ASSIGNMENT →
Go over the listing that follows and work out how many lines have the string "RAPID"; reply with the number by itself.

──────── RECORDS SUPPLIED ────────

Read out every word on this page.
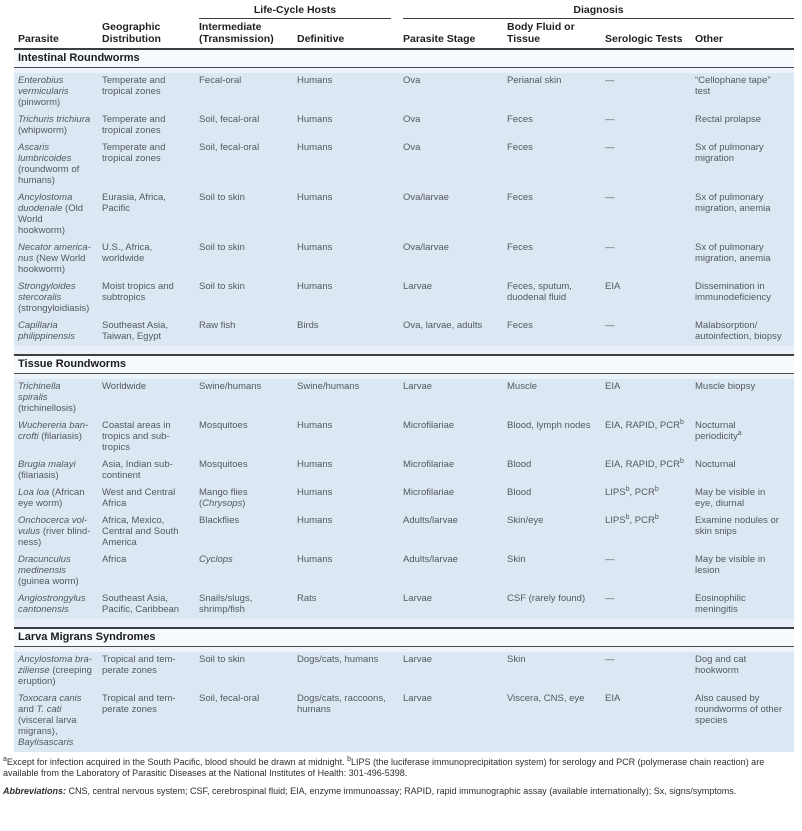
		Life-Cycle Hosts		Diagnosis			

Parasite	Geographic Distribution	Intermediate (Transmission)	Definitive	Parasite Stage	Body Fluid or Tissue	Serologic Tests	Other
Intestinal Roundworms							

Enterobius vermicularis (pinworm)	Temperate and tropical zones	Fecal-oral	Humans	Ova	Perianal skin	—	“Cellophane tape” test
Trichuris trichiura (whipworm)	Temperate and tropical zones	Soil, fecal-oral	Humans	Ova	Feces	—	Rectal prolapse
Ascaris lumbricoides (roundworm of humans)	Temperate and tropical zones	Soil, fecal-oral	Humans	Ova	Feces	—	Sx of pulmonary migration
Ancylostoma duodenale (Old World hookworm)	Eurasia, Africa, Pacific	Soil to skin	Humans	Ova/larvae	Feces	—	Sx of pulmonary migration, anemia
Necator americanus (New World hookworm)	U.S., Africa, worldwide	Soil to skin	Humans	Ova/larvae	Feces	—	Sx of pulmonary migration, anemia
Strongyloides stercoralis (strongyloidiasis)	Moist tropics and subtropics	Soil to skin	Humans	Larvae	Feces, sputum, duodenal fluid	EIA	Dissemination in immunodeficiency
Capillaria philippinensis	Southeast Asia, Taiwan, Egypt	Raw fish	Birds	Ova, larvae, adults	Feces	—	Malabsorption/ autoinfection, biopsy

Tissue Roundworms							

Trichinella spiralis (trichinellosis)	Worldwide	Swine/humans	Swine/humans	Larvae	Muscle	EIA	Muscle biopsy
Wuchereria bancrofti (filariasis)	Coastal areas in tropics and subtropics	Mosquitoes	Humans	Microfilariae	Blood, lymph nodes	EIA, RAPID, PCR$^b$	Nocturnal periodicity$^a$
Brugia malayi (filariasis)	Asia, Indian subcontinent	Mosquitoes	Humans	Microfilariae	Blood	EIA, RAPID, PCR$^b$	Nocturnal
Loa loa (African eye worm)	West and Central Africa	Mango flies (Chrysops)	Humans	Microfilariae	Blood	LIPS$^b$, PCR$^b$	May be visible in eye, diurnal
Onchocerca volvulus (river blindness)	Africa, Mexico, Central and South America	Blackflies	Humans	Adults/larvae	Skin/eye	LIPS$^b$, PCR$^b$	Examine nodules or skin snips
Dracunculus medinensis (guinea worm)	Africa	Cyclops	Humans	Adults/larvae	Skin	—	May be visible in lesion
Angiostrongylus cantonensis	Southeast Asia, Pacific, Caribbean	Snails/slugs, shrimp/fish	Rats	Larvae	CSF (rarely found)	—	Eosinophilic meningitis

Larva Migrans Syndromes							

Ancylostoma braziliense (creeping eruption)	Tropical and temperate zones	Soil to skin	Dogs/cats, humans	Larvae	Skin	—	Dog and cat hookworm
Toxocara canis and T. cati (visceral larva migrans), Baylisascaris	Tropical and temperate zones	Soil, fecal-oral	Dogs/cats, raccoons, humans	Larvae	Viscera, CNS, eye	EIA	Also caused by roundworms of other species

$^a$Except for infection acquired in the South Pacific, blood should be drawn at midnight. $^b$LIPS (the luciferase immunoprecipitation system) for serology and PCR (polymerase chain reaction) are available from the Laboratory of Parasitic Diseases at the National Institutes of Health: 301-496-5398.

Abbreviations: CNS, central nervous system; CSF, cerebrospinal fluid; EIA, enzyme immunoassay; RAPID, rapid immunographic assay (available internationally); Sx, signs/symptoms.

────────

RESULT OF THE TASK →
3